» Given task
Read the records below. Copy each line where the string "Secure" occurs.

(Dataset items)
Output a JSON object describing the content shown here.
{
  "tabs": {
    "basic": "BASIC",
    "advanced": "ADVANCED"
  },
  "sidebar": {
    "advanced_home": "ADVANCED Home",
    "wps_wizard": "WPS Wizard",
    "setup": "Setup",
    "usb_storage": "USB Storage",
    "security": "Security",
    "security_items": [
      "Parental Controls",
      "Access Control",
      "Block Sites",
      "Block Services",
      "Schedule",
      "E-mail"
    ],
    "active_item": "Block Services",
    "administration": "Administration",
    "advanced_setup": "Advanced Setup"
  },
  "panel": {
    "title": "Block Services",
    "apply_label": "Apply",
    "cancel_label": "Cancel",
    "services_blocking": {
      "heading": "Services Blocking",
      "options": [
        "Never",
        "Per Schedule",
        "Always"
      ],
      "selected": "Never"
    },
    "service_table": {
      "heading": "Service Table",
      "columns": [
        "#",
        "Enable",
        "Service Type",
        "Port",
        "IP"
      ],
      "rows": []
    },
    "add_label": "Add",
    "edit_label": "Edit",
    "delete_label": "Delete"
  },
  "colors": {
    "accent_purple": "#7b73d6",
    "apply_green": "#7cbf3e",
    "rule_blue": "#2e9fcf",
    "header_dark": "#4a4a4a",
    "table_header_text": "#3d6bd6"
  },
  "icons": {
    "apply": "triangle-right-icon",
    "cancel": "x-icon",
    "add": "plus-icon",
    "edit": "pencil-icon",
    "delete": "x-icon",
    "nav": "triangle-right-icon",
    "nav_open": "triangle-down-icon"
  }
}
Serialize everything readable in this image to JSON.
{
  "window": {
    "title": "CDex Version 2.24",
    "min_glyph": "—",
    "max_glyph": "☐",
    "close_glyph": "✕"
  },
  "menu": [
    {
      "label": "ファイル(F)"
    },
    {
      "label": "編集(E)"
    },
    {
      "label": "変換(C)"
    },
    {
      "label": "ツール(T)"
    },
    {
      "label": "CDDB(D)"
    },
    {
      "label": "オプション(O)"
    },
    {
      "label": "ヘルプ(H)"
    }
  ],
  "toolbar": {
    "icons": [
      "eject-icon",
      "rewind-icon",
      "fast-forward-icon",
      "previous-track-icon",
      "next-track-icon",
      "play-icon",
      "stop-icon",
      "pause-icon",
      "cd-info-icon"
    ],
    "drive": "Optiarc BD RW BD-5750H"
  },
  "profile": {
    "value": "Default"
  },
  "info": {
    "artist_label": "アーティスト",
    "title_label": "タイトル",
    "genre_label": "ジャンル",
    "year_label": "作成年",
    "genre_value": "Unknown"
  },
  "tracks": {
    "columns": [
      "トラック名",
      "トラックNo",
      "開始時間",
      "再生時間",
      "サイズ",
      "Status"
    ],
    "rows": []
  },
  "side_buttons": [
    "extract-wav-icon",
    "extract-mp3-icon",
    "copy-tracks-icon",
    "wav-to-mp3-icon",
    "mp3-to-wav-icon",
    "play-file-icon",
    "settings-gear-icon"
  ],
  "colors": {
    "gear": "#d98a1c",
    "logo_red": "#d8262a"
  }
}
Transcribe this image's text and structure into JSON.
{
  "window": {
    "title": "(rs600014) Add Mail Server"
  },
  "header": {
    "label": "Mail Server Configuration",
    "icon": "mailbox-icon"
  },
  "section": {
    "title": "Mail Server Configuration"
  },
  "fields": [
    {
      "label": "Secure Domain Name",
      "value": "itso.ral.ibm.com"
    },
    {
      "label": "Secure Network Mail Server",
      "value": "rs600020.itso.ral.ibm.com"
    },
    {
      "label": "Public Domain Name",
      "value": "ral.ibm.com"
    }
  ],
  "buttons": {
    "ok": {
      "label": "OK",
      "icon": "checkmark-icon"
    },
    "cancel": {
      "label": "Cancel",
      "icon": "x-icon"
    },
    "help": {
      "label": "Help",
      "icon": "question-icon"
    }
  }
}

» Solution to the exercise
      "label": "Secure Domain Name",
      "label": "Secure Network Mail Server",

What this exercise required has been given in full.